INFORMATION PROVIDED —
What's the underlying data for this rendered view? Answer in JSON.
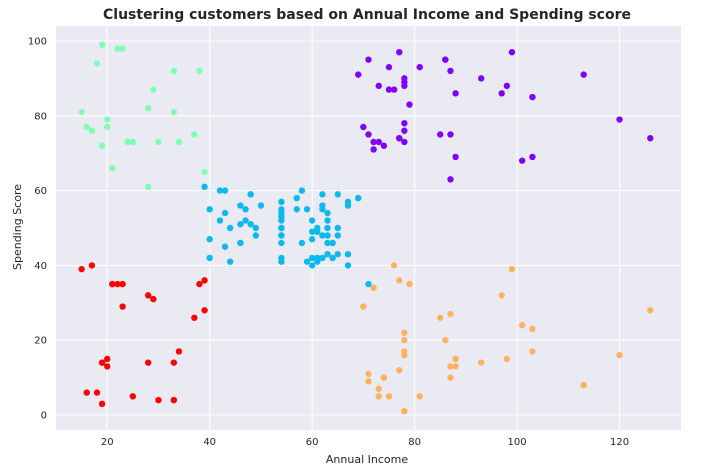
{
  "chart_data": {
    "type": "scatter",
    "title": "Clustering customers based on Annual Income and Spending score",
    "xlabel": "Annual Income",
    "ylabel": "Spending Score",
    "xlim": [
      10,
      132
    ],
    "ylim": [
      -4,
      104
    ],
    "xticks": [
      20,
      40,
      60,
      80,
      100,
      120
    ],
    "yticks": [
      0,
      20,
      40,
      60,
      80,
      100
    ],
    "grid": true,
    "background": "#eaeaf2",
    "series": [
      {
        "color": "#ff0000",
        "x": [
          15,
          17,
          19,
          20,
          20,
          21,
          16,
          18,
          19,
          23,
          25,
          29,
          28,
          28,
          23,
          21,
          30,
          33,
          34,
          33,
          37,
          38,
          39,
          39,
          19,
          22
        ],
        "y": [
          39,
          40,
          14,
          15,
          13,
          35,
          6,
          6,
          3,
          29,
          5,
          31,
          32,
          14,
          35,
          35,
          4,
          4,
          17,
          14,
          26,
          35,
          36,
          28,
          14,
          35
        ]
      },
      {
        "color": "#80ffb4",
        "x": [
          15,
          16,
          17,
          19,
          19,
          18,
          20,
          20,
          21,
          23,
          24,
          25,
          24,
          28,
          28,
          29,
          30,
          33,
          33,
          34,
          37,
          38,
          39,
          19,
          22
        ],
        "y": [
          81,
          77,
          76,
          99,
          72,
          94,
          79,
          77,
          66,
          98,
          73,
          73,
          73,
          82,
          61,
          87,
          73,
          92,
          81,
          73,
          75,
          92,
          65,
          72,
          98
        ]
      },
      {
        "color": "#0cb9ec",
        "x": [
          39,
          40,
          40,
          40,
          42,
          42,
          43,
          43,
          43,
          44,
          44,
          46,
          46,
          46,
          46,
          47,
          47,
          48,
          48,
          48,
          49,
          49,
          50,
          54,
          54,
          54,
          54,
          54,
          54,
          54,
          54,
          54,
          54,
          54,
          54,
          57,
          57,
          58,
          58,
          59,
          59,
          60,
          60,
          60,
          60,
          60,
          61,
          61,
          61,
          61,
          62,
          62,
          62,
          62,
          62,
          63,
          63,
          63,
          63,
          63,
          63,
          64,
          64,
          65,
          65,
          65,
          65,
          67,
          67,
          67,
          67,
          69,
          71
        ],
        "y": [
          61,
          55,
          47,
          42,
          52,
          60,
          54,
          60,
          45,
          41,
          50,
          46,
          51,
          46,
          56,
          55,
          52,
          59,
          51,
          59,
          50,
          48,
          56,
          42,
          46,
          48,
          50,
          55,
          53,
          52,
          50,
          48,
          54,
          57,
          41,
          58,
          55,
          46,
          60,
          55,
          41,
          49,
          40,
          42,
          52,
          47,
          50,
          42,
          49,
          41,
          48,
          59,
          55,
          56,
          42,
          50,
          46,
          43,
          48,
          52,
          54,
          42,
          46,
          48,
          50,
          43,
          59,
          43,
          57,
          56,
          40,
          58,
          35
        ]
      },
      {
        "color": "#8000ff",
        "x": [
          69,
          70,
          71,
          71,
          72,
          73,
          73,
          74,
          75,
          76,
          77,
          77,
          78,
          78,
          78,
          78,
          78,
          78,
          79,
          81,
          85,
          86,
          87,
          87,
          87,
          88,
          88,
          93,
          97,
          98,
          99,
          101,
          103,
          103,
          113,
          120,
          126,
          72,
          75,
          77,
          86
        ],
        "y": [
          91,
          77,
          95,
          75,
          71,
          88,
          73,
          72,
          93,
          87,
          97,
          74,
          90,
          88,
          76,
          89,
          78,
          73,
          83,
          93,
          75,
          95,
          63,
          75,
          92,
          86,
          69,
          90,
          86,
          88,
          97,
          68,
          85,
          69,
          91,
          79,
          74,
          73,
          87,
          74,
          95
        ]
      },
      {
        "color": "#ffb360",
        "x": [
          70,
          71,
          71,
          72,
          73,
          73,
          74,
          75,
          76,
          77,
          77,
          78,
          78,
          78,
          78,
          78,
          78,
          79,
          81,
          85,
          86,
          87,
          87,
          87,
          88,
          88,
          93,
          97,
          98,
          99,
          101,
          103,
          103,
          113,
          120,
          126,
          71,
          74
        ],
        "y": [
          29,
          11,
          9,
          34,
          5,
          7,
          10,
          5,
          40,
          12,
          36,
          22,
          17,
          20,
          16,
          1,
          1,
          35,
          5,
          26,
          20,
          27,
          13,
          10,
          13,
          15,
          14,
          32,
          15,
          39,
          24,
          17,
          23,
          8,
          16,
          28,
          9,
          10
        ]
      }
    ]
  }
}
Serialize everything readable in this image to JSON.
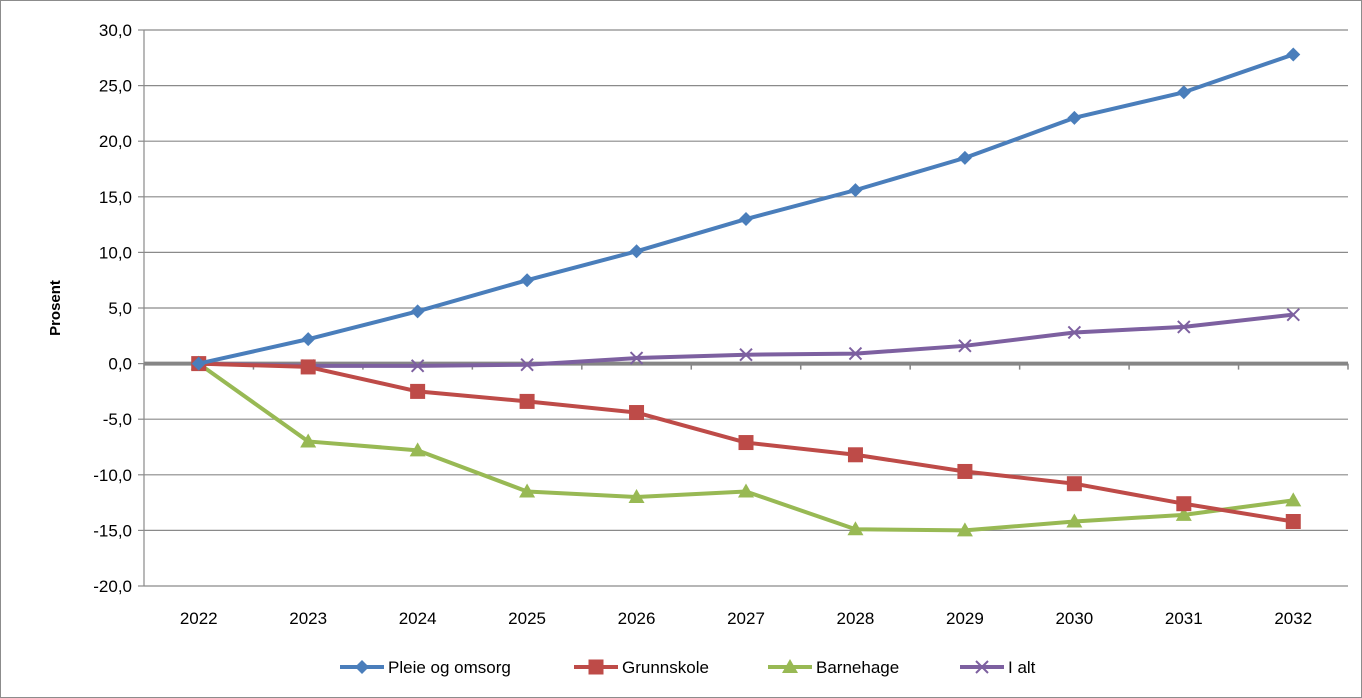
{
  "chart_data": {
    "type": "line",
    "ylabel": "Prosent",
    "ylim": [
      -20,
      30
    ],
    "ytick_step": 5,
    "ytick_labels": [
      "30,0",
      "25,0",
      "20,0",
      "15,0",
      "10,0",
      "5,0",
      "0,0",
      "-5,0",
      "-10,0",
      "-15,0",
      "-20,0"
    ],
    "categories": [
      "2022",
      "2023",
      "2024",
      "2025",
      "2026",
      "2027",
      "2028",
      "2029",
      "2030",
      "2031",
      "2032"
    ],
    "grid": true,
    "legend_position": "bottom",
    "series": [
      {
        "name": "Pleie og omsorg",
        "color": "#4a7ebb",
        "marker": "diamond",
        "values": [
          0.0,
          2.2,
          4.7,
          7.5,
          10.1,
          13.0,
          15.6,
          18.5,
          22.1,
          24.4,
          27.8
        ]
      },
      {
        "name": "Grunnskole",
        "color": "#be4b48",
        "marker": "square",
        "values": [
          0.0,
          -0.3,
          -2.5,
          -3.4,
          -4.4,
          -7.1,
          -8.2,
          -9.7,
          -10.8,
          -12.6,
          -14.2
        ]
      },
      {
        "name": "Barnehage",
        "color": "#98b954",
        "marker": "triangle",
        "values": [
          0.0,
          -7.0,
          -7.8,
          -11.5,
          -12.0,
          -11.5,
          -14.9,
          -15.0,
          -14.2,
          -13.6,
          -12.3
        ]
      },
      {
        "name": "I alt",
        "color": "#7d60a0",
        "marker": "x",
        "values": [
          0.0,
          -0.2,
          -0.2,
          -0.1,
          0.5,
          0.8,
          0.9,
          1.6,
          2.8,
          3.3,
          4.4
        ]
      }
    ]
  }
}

SET EXERCISE — From the listing, extract all text exactly as given and drop any picture.

RESULT OF THE TASK —
What's the underlying data for this rendered view? Answer in JSON.
{
  "chart_data": {
    "type": "scatter",
    "title": "Clustering customers based on Annual Income and Spending score",
    "xlabel": "Annual Income",
    "ylabel": "Spending Score",
    "xlim": [
      10,
      132
    ],
    "ylim": [
      -4,
      104
    ],
    "xticks": [
      20,
      40,
      60,
      80,
      100,
      120
    ],
    "yticks": [
      0,
      20,
      40,
      60,
      80,
      100
    ],
    "grid": true,
    "background": "#eaeaf2",
    "series": [
      {
        "color": "#ff0000",
        "x": [
          15,
          17,
          19,
          20,
          20,
          21,
          16,
          18,
          19,
          23,
          25,
          29,
          28,
          28,
          23,
          21,
          30,
          33,
          34,
          33,
          37,
          38,
          39,
          39,
          19,
          22
        ],
        "y": [
          39,
          40,
          14,
          15,
          13,
          35,
          6,
          6,
          3,
          29,
          5,
          31,
          32,
          14,
          35,
          35,
          4,
          4,
          17,
          14,
          26,
          35,
          36,
          28,
          14,
          35
        ]
      },
      {
        "color": "#80ffb4",
        "x": [
          15,
          16,
          17,
          19,
          19,
          18,
          20,
          20,
          21,
          23,
          24,
          25,
          24,
          28,
          28,
          29,
          30,
          33,
          33,
          34,
          37,
          38,
          39,
          19,
          22
        ],
        "y": [
          81,
          77,
          76,
          99,
          72,
          94,
          79,
          77,
          66,
          98,
          73,
          73,
          73,
          82,
          61,
          87,
          73,
          92,
          81,
          73,
          75,
          92,
          65,
          72,
          98
        ]
      },
      {
        "color": "#0cb9ec",
        "x": [
          39,
          40,
          40,
          40,
          42,
          42,
          43,
          43,
          43,
          44,
          44,
          46,
          46,
          46,
          46,
          47,
          47,
          48,
          48,
          48,
          49,
          49,
          50,
          54,
          54,
          54,
          54,
          54,
          54,
          54,
          54,
          54,
          54,
          54,
          54,
          57,
          57,
          58,
          58,
          59,
          59,
          60,
          60,
          60,
          60,
          60,
          61,
          61,
          61,
          61,
          62,
          62,
          62,
          62,
          62,
          63,
          63,
          63,
          63,
          63,
          63,
          64,
          64,
          65,
          65,
          65,
          65,
          67,
          67,
          67,
          67,
          69,
          71
        ],
        "y": [
          61,
          55,
          47,
          42,
          52,
          60,
          54,
          60,
          45,
          41,
          50,
          46,
          51,
          46,
          56,
          55,
          52,
          59,
          51,
          59,
          50,
          48,
          56,
          42,
          46,
          48,
          50,
          55,
          53,
          52,
          50,
          48,
          54,
          57,
          41,
          58,
          55,
          46,
          60,
          55,
          41,
          49,
          40,
          42,
          52,
          47,
          50,
          42,
          49,
          41,
          48,
          59,
          55,
          56,
          42,
          50,
          46,
          43,
          48,
          52,
          54,
          42,
          46,
          48,
          50,
          43,
          59,
          43,
          57,
          56,
          40,
          58,
          35
        ]
      },
      {
        "color": "#8000ff",
        "x": [
          69,
          70,
          71,
          71,
          72,
          73,
          73,
          74,
          75,
          76,
          77,
          77,
          78,
          78,
          78,
          78,
          78,
          78,
          79,
          81,
          85,
          86,
          87,
          87,
          87,
          88,
          88,
          93,
          97,
          98,
          99,
          101,
          103,
          103,
          113,
          120,
          126,
          72,
          75,
          77,
          86
        ],
        "y": [
          91,
          77,
          95,
          75,
          71,
          88,
          73,
          72,
          93,
          87,
          97,
          74,
          90,
          88,
          76,
          89,
          78,
          73,
          83,
          93,
          75,
          95,
          63,
          75,
          92,
          86,
          69,
          90,
          86,
          88,
          97,
          68,
          85,
          69,
          91,
          79,
          74,
          73,
          87,
          74,
          95
        ]
      },
      {
        "color": "#ffb360",
        "x": [
          70,
          71,
          71,
          72,
          73,
          73,
          74,
          75,
          76,
          77,
          77,
          78,
          78,
          78,
          78,
          78,
          78,
          79,
          81,
          85,
          86,
          87,
          87,
          87,
          88,
          88,
          93,
          97,
          98,
          99,
          101,
          103,
          103,
          113,
          120,
          126,
          71,
          74
        ],
        "y": [
          29,
          11,
          9,
          34,
          5,
          7,
          10,
          5,
          40,
          12,
          36,
          22,
          17,
          20,
          16,
          1,
          1,
          35,
          5,
          26,
          20,
          27,
          13,
          10,
          13,
          15,
          14,
          32,
          15,
          39,
          24,
          17,
          23,
          8,
          16,
          28,
          9,
          10
        ]
      }
    ]
  }
}
Serialize everything readable in this image to JSON.
{
  "chart_data": {
    "type": "line",
    "ylabel": "Prosent",
    "ylim": [
      -20,
      30
    ],
    "ytick_step": 5,
    "ytick_labels": [
      "30,0",
      "25,0",
      "20,0",
      "15,0",
      "10,0",
      "5,0",
      "0,0",
      "-5,0",
      "-10,0",
      "-15,0",
      "-20,0"
    ],
    "categories": [
      "2022",
      "2023",
      "2024",
      "2025",
      "2026",
      "2027",
      "2028",
      "2029",
      "2030",
      "2031",
      "2032"
    ],
    "grid": true,
    "legend_position": "bottom",
    "series": [
      {
        "name": "Pleie og omsorg",
        "color": "#4a7ebb",
        "marker": "diamond",
        "values": [
          0.0,
          2.2,
          4.7,
          7.5,
          10.1,
          13.0,
          15.6,
          18.5,
          22.1,
          24.4,
          27.8
        ]
      },
      {
        "name": "Grunnskole",
        "color": "#be4b48",
        "marker": "square",
        "values": [
          0.0,
          -0.3,
          -2.5,
          -3.4,
          -4.4,
          -7.1,
          -8.2,
          -9.7,
          -10.8,
          -12.6,
          -14.2
        ]
      },
      {
        "name": "Barnehage",
        "color": "#98b954",
        "marker": "triangle",
        "values": [
          0.0,
          -7.0,
          -7.8,
          -11.5,
          -12.0,
          -11.5,
          -14.9,
          -15.0,
          -14.2,
          -13.6,
          -12.3
        ]
      },
      {
        "name": "I alt",
        "color": "#7d60a0",
        "marker": "x",
        "values": [
          0.0,
          -0.2,
          -0.2,
          -0.1,
          0.5,
          0.8,
          0.9,
          1.6,
          2.8,
          3.3,
          4.4
        ]
      }
    ]
  }
}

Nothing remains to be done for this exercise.